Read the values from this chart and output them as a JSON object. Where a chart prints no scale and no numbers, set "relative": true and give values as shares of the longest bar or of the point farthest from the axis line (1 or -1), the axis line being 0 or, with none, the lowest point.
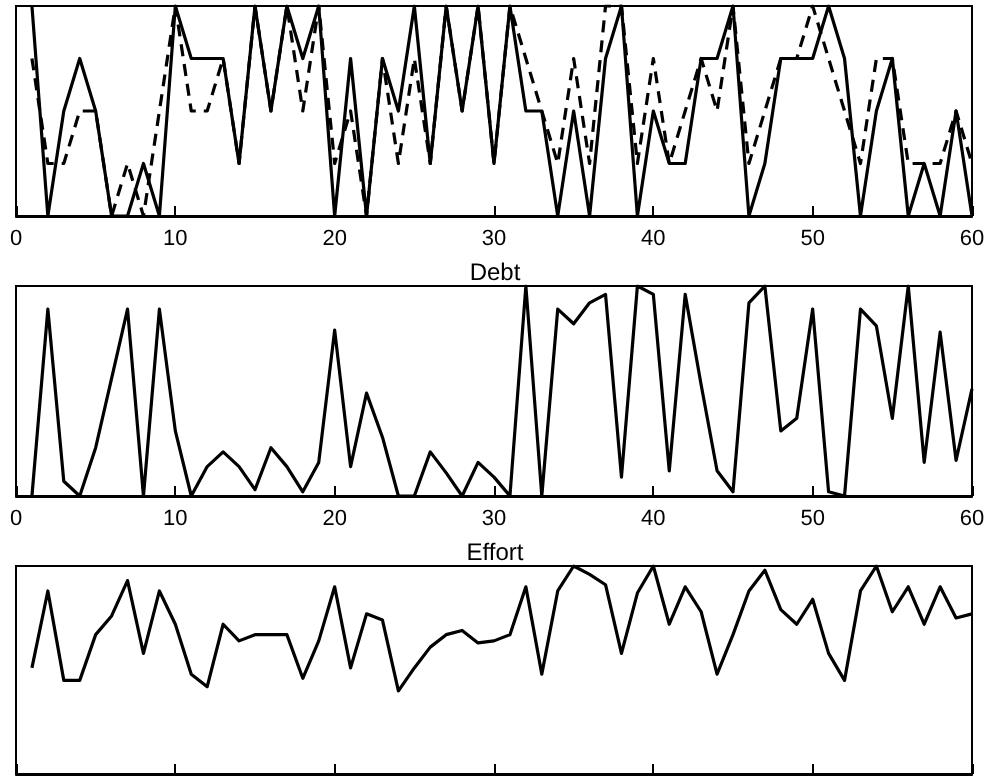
{
  "chart_data": [
    {
      "type": "line",
      "relative": true,
      "tick_labels": "x",
      "xlim": [
        0,
        60
      ],
      "xticks": [
        0,
        10,
        20,
        30,
        40,
        50,
        60
      ],
      "x": [
        1,
        2,
        3,
        4,
        5,
        6,
        7,
        8,
        9,
        10,
        11,
        12,
        13,
        14,
        15,
        16,
        17,
        18,
        19,
        20,
        21,
        22,
        23,
        24,
        25,
        26,
        27,
        28,
        29,
        30,
        31,
        32,
        33,
        34,
        35,
        36,
        37,
        38,
        39,
        40,
        41,
        42,
        43,
        44,
        45,
        46,
        47,
        48,
        49,
        50,
        51,
        52,
        53,
        54,
        55,
        56,
        57,
        58,
        59,
        60
      ],
      "series": [
        {
          "color": "#000000",
          "line_style": "solid",
          "values": [
            1,
            0,
            0.5,
            0.75,
            0.5,
            0,
            0,
            0.25,
            0,
            1,
            0.75,
            0.75,
            0.75,
            0.25,
            1,
            0.5,
            1,
            0.75,
            1,
            0,
            0.75,
            0,
            0.75,
            0.5,
            1,
            0.25,
            1,
            0.5,
            1,
            0.25,
            1,
            0.5,
            0.5,
            0,
            0.5,
            0,
            0.75,
            1,
            0,
            0.5,
            0.25,
            0.25,
            0.75,
            0.75,
            1,
            0,
            0.25,
            0.75,
            0.75,
            0.75,
            1,
            0.75,
            0,
            0.5,
            0.75,
            0,
            0.25,
            0,
            0.5,
            0
          ]
        },
        {
          "color": "#000000",
          "line_style": "dashed",
          "values": [
            0.75,
            0.25,
            0.25,
            0.5,
            0.5,
            0,
            0.25,
            0,
            0.5,
            1,
            0.5,
            0.5,
            0.75,
            0.25,
            1,
            0.5,
            1,
            0.5,
            1,
            0.25,
            0.5,
            0,
            0.75,
            0.25,
            0.75,
            0.25,
            1,
            0.5,
            1,
            0.25,
            1,
            0.75,
            0.5,
            0.25,
            0.75,
            0.25,
            1,
            1,
            0.25,
            0.75,
            0.25,
            0.5,
            0.75,
            0.5,
            1,
            0.25,
            0.5,
            0.75,
            0.75,
            1,
            0.75,
            0.5,
            0.25,
            0.75,
            0.75,
            0.25,
            0.25,
            0.25,
            0.5,
            0.25
          ]
        }
      ]
    },
    {
      "type": "line",
      "title": "Debt",
      "relative": true,
      "tick_labels": "x",
      "xlim": [
        0,
        60
      ],
      "xticks": [
        0,
        10,
        20,
        30,
        40,
        50,
        60
      ],
      "x": [
        1,
        2,
        3,
        4,
        5,
        6,
        7,
        8,
        9,
        10,
        11,
        12,
        13,
        14,
        15,
        16,
        17,
        18,
        19,
        20,
        21,
        22,
        23,
        24,
        25,
        26,
        27,
        28,
        29,
        30,
        31,
        32,
        33,
        34,
        35,
        36,
        37,
        38,
        39,
        40,
        41,
        42,
        43,
        44,
        45,
        46,
        47,
        48,
        49,
        50,
        51,
        52,
        53,
        54,
        55,
        56,
        57,
        58,
        59,
        60
      ],
      "series": [
        {
          "color": "#000000",
          "line_style": "solid",
          "values": [
            0,
            0.89,
            0.07,
            0,
            0.23,
            0.56,
            0.89,
            0,
            0.89,
            0.31,
            0,
            0.14,
            0.21,
            0.14,
            0.03,
            0.23,
            0.14,
            0.02,
            0.16,
            0.79,
            0.14,
            0.49,
            0.28,
            0,
            0,
            0.21,
            0.11,
            0,
            0.16,
            0.09,
            0,
            1,
            0,
            0.89,
            0.82,
            0.92,
            0.96,
            0.09,
            1,
            0.96,
            0.12,
            0.96,
            0.53,
            0.12,
            0.02,
            0.92,
            1,
            0.31,
            0.37,
            0.89,
            0.02,
            0,
            0.89,
            0.81,
            0.37,
            1,
            0.16,
            0.78,
            0.17,
            0.51
          ]
        }
      ]
    },
    {
      "type": "line",
      "title": "Effort",
      "relative": true,
      "tick_labels": false,
      "xlim": [
        0,
        60
      ],
      "xticks": [
        0,
        10,
        20,
        30,
        40,
        50,
        60
      ],
      "x": [
        1,
        2,
        3,
        4,
        5,
        6,
        7,
        8,
        9,
        10,
        11,
        12,
        13,
        14,
        15,
        16,
        17,
        18,
        19,
        20,
        21,
        22,
        23,
        24,
        25,
        26,
        27,
        28,
        29,
        30,
        31,
        32,
        33,
        34,
        35,
        36,
        37,
        38,
        39,
        40,
        41,
        42,
        43,
        44,
        45,
        46,
        47,
        48,
        49,
        50,
        51,
        52,
        53,
        54,
        55,
        56,
        57,
        58,
        59,
        60
      ],
      "series": [
        {
          "color": "#000000",
          "line_style": "solid",
          "values": [
            0.51,
            0.88,
            0.45,
            0.45,
            0.67,
            0.76,
            0.93,
            0.58,
            0.88,
            0.72,
            0.48,
            0.42,
            0.72,
            0.64,
            0.67,
            0.67,
            0.67,
            0.46,
            0.64,
            0.9,
            0.51,
            0.77,
            0.74,
            0.4,
            0.51,
            0.61,
            0.67,
            0.69,
            0.63,
            0.64,
            0.67,
            0.9,
            0.48,
            0.88,
            1,
            0.96,
            0.91,
            0.58,
            0.87,
            1,
            0.72,
            0.9,
            0.78,
            0.48,
            0.67,
            0.88,
            0.98,
            0.79,
            0.72,
            0.84,
            0.58,
            0.45,
            0.88,
            1,
            0.78,
            0.9,
            0.72,
            0.9,
            0.75,
            0.77
          ]
        }
      ]
    }
  ]
}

○ ○ ○ ○ ○

Work to be completed: Transcribe the material as is, with images omitted.

Exercise output:
Read the values from this chart and output them as a JSON object. Where a chart prints no scale and no numbers, set "relative": true and give values as shares of the longest bar or of the point farthest from the axis line (1 or -1), the axis line being 0 or, with none, the lowest point.
{
  "chart_data": [
    {
      "type": "line",
      "relative": true,
      "tick_labels": "x",
      "xlim": [
        0,
        60
      ],
      "xticks": [
        0,
        10,
        20,
        30,
        40,
        50,
        60
      ],
      "x": [
        1,
        2,
        3,
        4,
        5,
        6,
        7,
        8,
        9,
        10,
        11,
        12,
        13,
        14,
        15,
        16,
        17,
        18,
        19,
        20,
        21,
        22,
        23,
        24,
        25,
        26,
        27,
        28,
        29,
        30,
        31,
        32,
        33,
        34,
        35,
        36,
        37,
        38,
        39,
        40,
        41,
        42,
        43,
        44,
        45,
        46,
        47,
        48,
        49,
        50,
        51,
        52,
        53,
        54,
        55,
        56,
        57,
        58,
        59,
        60
      ],
      "series": [
        {
          "color": "#000000",
          "line_style": "solid",
          "values": [
            1,
            0,
            0.5,
            0.75,
            0.5,
            0,
            0,
            0.25,
            0,
            1,
            0.75,
            0.75,
            0.75,
            0.25,
            1,
            0.5,
            1,
            0.75,
            1,
            0,
            0.75,
            0,
            0.75,
            0.5,
            1,
            0.25,
            1,
            0.5,
            1,
            0.25,
            1,
            0.5,
            0.5,
            0,
            0.5,
            0,
            0.75,
            1,
            0,
            0.5,
            0.25,
            0.25,
            0.75,
            0.75,
            1,
            0,
            0.25,
            0.75,
            0.75,
            0.75,
            1,
            0.75,
            0,
            0.5,
            0.75,
            0,
            0.25,
            0,
            0.5,
            0
          ]
        },
        {
          "color": "#000000",
          "line_style": "dashed",
          "values": [
            0.75,
            0.25,
            0.25,
            0.5,
            0.5,
            0,
            0.25,
            0,
            0.5,
            1,
            0.5,
            0.5,
            0.75,
            0.25,
            1,
            0.5,
            1,
            0.5,
            1,
            0.25,
            0.5,
            0,
            0.75,
            0.25,
            0.75,
            0.25,
            1,
            0.5,
            1,
            0.25,
            1,
            0.75,
            0.5,
            0.25,
            0.75,
            0.25,
            1,
            1,
            0.25,
            0.75,
            0.25,
            0.5,
            0.75,
            0.5,
            1,
            0.25,
            0.5,
            0.75,
            0.75,
            1,
            0.75,
            0.5,
            0.25,
            0.75,
            0.75,
            0.25,
            0.25,
            0.25,
            0.5,
            0.25
          ]
        }
      ]
    },
    {
      "type": "line",
      "title": "Debt",
      "relative": true,
      "tick_labels": "x",
      "xlim": [
        0,
        60
      ],
      "xticks": [
        0,
        10,
        20,
        30,
        40,
        50,
        60
      ],
      "x": [
        1,
        2,
        3,
        4,
        5,
        6,
        7,
        8,
        9,
        10,
        11,
        12,
        13,
        14,
        15,
        16,
        17,
        18,
        19,
        20,
        21,
        22,
        23,
        24,
        25,
        26,
        27,
        28,
        29,
        30,
        31,
        32,
        33,
        34,
        35,
        36,
        37,
        38,
        39,
        40,
        41,
        42,
        43,
        44,
        45,
        46,
        47,
        48,
        49,
        50,
        51,
        52,
        53,
        54,
        55,
        56,
        57,
        58,
        59,
        60
      ],
      "series": [
        {
          "color": "#000000",
          "line_style": "solid",
          "values": [
            0,
            0.89,
            0.07,
            0,
            0.23,
            0.56,
            0.89,
            0,
            0.89,
            0.31,
            0,
            0.14,
            0.21,
            0.14,
            0.03,
            0.23,
            0.14,
            0.02,
            0.16,
            0.79,
            0.14,
            0.49,
            0.28,
            0,
            0,
            0.21,
            0.11,
            0,
            0.16,
            0.09,
            0,
            1,
            0,
            0.89,
            0.82,
            0.92,
            0.96,
            0.09,
            1,
            0.96,
            0.12,
            0.96,
            0.53,
            0.12,
            0.02,
            0.92,
            1,
            0.31,
            0.37,
            0.89,
            0.02,
            0,
            0.89,
            0.81,
            0.37,
            1,
            0.16,
            0.78,
            0.17,
            0.51
          ]
        }
      ]
    },
    {
      "type": "line",
      "title": "Effort",
      "relative": true,
      "tick_labels": false,
      "xlim": [
        0,
        60
      ],
      "xticks": [
        0,
        10,
        20,
        30,
        40,
        50,
        60
      ],
      "x": [
        1,
        2,
        3,
        4,
        5,
        6,
        7,
        8,
        9,
        10,
        11,
        12,
        13,
        14,
        15,
        16,
        17,
        18,
        19,
        20,
        21,
        22,
        23,
        24,
        25,
        26,
        27,
        28,
        29,
        30,
        31,
        32,
        33,
        34,
        35,
        36,
        37,
        38,
        39,
        40,
        41,
        42,
        43,
        44,
        45,
        46,
        47,
        48,
        49,
        50,
        51,
        52,
        53,
        54,
        55,
        56,
        57,
        58,
        59,
        60
      ],
      "series": [
        {
          "color": "#000000",
          "line_style": "solid",
          "values": [
            0.51,
            0.88,
            0.45,
            0.45,
            0.67,
            0.76,
            0.93,
            0.58,
            0.88,
            0.72,
            0.48,
            0.42,
            0.72,
            0.64,
            0.67,
            0.67,
            0.67,
            0.46,
            0.64,
            0.9,
            0.51,
            0.77,
            0.74,
            0.4,
            0.51,
            0.61,
            0.67,
            0.69,
            0.63,
            0.64,
            0.67,
            0.9,
            0.48,
            0.88,
            1,
            0.96,
            0.91,
            0.58,
            0.87,
            1,
            0.72,
            0.9,
            0.78,
            0.48,
            0.67,
            0.88,
            0.98,
            0.79,
            0.72,
            0.84,
            0.58,
            0.45,
            0.88,
            1,
            0.78,
            0.9,
            0.72,
            0.9,
            0.75,
            0.77
          ]
        }
      ]
    }
  ]
}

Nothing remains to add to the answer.